**SUPPLIED INFORMATION**

---------------

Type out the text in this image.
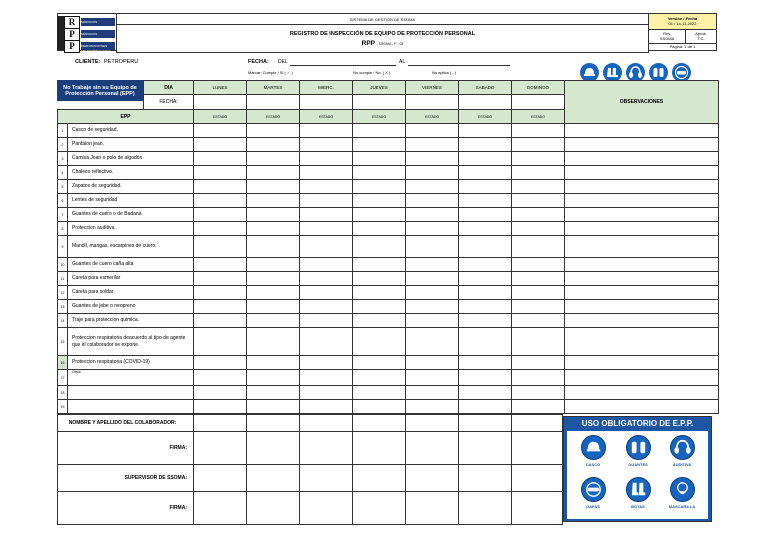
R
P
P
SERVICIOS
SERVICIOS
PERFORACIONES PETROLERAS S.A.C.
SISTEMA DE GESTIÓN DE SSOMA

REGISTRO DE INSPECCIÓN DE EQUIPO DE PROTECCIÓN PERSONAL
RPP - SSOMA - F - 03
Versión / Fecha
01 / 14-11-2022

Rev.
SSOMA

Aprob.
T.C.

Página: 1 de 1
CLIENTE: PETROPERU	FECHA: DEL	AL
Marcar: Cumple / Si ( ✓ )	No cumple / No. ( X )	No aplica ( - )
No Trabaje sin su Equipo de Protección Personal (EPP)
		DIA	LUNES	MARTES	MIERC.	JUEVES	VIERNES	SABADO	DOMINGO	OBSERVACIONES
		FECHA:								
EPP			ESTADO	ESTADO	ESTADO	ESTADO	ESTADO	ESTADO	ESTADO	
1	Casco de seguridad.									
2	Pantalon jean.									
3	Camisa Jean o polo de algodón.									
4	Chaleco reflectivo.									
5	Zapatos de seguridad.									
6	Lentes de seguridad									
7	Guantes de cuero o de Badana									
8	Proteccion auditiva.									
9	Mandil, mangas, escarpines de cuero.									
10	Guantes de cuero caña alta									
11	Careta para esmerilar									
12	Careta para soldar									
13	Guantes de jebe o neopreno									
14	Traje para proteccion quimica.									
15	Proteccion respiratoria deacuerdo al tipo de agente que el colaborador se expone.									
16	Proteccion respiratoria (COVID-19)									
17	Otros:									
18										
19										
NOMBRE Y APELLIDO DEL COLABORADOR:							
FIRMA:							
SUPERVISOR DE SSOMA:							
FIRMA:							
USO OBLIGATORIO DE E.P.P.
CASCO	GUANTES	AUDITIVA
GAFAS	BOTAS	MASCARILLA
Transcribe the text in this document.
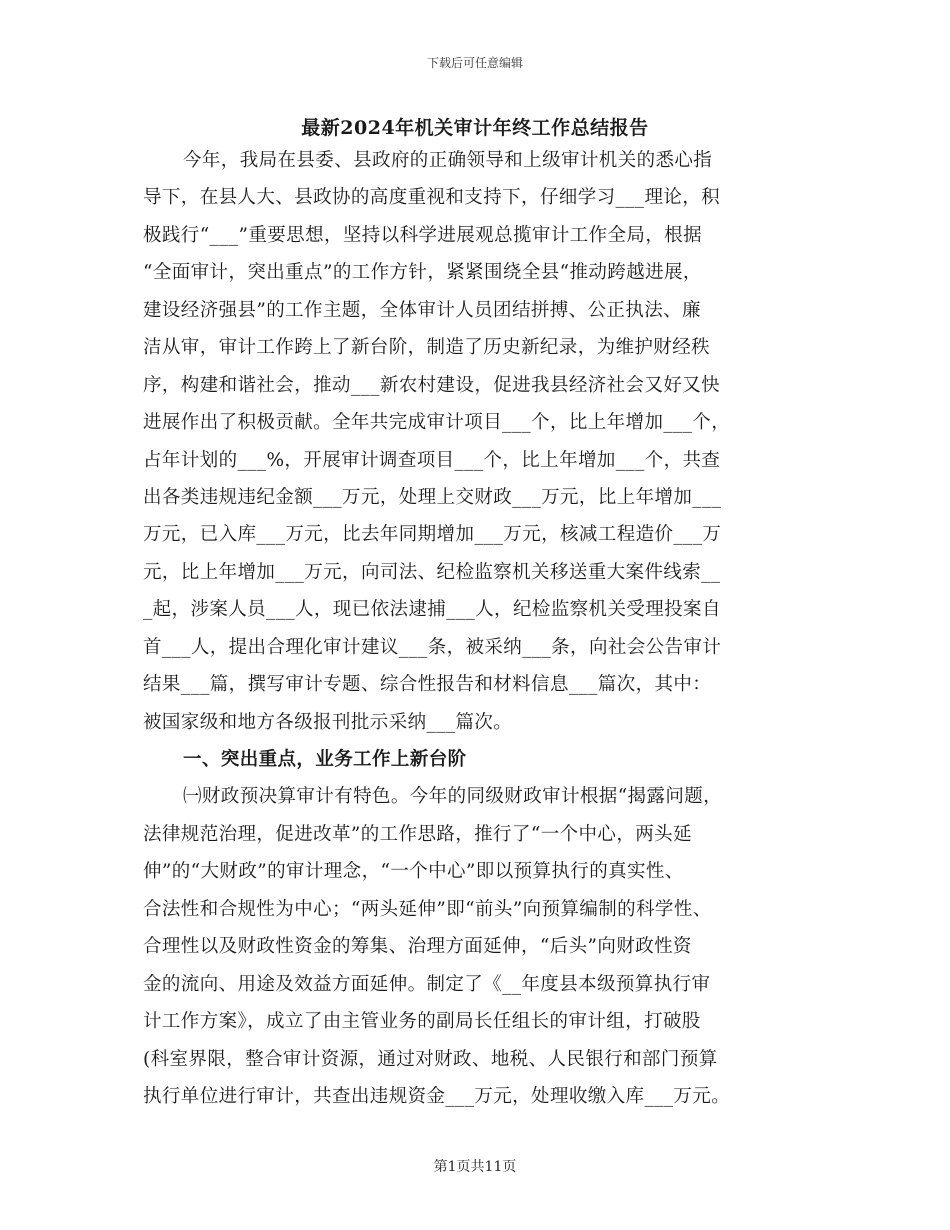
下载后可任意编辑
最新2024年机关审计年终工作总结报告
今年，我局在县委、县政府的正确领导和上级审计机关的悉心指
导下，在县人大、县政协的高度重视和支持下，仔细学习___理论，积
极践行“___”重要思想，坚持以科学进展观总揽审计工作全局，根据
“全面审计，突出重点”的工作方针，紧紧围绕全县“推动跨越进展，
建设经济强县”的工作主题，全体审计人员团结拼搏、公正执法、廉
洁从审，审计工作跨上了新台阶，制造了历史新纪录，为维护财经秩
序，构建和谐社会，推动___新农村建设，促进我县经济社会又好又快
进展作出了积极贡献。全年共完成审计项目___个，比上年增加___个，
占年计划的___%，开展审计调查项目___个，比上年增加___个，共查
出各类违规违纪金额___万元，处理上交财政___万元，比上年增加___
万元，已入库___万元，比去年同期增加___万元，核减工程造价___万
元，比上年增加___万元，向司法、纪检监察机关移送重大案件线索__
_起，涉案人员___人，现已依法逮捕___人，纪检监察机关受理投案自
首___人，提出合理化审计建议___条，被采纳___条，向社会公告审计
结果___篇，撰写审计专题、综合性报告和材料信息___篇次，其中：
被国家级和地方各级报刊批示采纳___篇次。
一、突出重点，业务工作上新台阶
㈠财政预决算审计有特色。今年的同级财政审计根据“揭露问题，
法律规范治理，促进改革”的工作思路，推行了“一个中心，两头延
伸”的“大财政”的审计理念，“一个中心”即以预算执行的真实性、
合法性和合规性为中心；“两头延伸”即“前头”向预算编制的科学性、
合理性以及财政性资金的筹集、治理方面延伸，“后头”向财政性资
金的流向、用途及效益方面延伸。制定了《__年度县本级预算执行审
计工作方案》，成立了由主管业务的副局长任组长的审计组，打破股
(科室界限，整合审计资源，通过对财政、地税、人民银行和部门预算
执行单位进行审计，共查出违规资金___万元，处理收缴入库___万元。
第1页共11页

---------------

**PROBLEM TO SOLVE**
Print all the records again exactly; do not include any picture.

**ANSWER FOR THE TASK**
Type out the text in this image.
R
P
P
SERVICIOS
SERVICIOS
PERFORACIONES PETROLERAS S.A.C.
SISTEMA DE GESTIÓN DE SSOMA

REGISTRO DE INSPECCIÓN DE EQUIPO DE PROTECCIÓN PERSONAL
RPP - SSOMA - F - 03
Versión / Fecha
01 / 14-11-2022

Rev.
SSOMA

Aprob.
T.C.

Página: 1 de 1
CLIENTE: PETROPERU	FECHA: DEL	AL
Marcar: Cumple / Si ( ✓ )	No cumple / No. ( X )	No aplica ( - )
No Trabaje sin su Equipo de Protección Personal (EPP)
		DIA	LUNES	MARTES	MIERC.	JUEVES	VIERNES	SABADO	DOMINGO	OBSERVACIONES
		FECHA:								
EPP			ESTADO	ESTADO	ESTADO	ESTADO	ESTADO	ESTADO	ESTADO	
1	Casco de seguridad.									
2	Pantalon jean.									
3	Camisa Jean o polo de algodón.									
4	Chaleco reflectivo.									
5	Zapatos de seguridad.									
6	Lentes de seguridad									
7	Guantes de cuero o de Badana									
8	Proteccion auditiva.									
9	Mandil, mangas, escarpines de cuero.									
10	Guantes de cuero caña alta									
11	Careta para esmerilar									
12	Careta para soldar									
13	Guantes de jebe o neopreno									
14	Traje para proteccion quimica.									
15	Proteccion respiratoria deacuerdo al tipo de agente que el colaborador se expone.									
16	Proteccion respiratoria (COVID-19)									
17	Otros:									
18										
19										
NOMBRE Y APELLIDO DEL COLABORADOR:							
FIRMA:							
SUPERVISOR DE SSOMA:							
FIRMA:							
USO OBLIGATORIO DE E.P.P.
CASCO	GUANTES	AUDITIVA
GAFAS	BOTAS	MASCARILLA
Transcribe the text in this document.
下载后可任意编辑
最新2024年机关审计年终工作总结报告
今年，我局在县委、县政府的正确领导和上级审计机关的悉心指
导下，在县人大、县政协的高度重视和支持下，仔细学习___理论，积
极践行“___”重要思想，坚持以科学进展观总揽审计工作全局，根据
“全面审计，突出重点”的工作方针，紧紧围绕全县“推动跨越进展，
建设经济强县”的工作主题，全体审计人员团结拼搏、公正执法、廉
洁从审，审计工作跨上了新台阶，制造了历史新纪录，为维护财经秩
序，构建和谐社会，推动___新农村建设，促进我县经济社会又好又快
进展作出了积极贡献。全年共完成审计项目___个，比上年增加___个，
占年计划的___%，开展审计调查项目___个，比上年增加___个，共查
出各类违规违纪金额___万元，处理上交财政___万元，比上年增加___
万元，已入库___万元，比去年同期增加___万元，核减工程造价___万
元，比上年增加___万元，向司法、纪检监察机关移送重大案件线索__
_起，涉案人员___人，现已依法逮捕___人，纪检监察机关受理投案自
首___人，提出合理化审计建议___条，被采纳___条，向社会公告审计
结果___篇，撰写审计专题、综合性报告和材料信息___篇次，其中：
被国家级和地方各级报刊批示采纳___篇次。
一、突出重点，业务工作上新台阶
㈠财政预决算审计有特色。今年的同级财政审计根据“揭露问题，
法律规范治理，促进改革”的工作思路，推行了“一个中心，两头延
伸”的“大财政”的审计理念，“一个中心”即以预算执行的真实性、
合法性和合规性为中心；“两头延伸”即“前头”向预算编制的科学性、
合理性以及财政性资金的筹集、治理方面延伸，“后头”向财政性资
金的流向、用途及效益方面延伸。制定了《__年度县本级预算执行审
计工作方案》，成立了由主管业务的副局长任组长的审计组，打破股
(科室界限，整合审计资源，通过对财政、地税、人民银行和部门预算
执行单位进行审计，共查出违规资金___万元，处理收缴入库___万元。
第1页共11页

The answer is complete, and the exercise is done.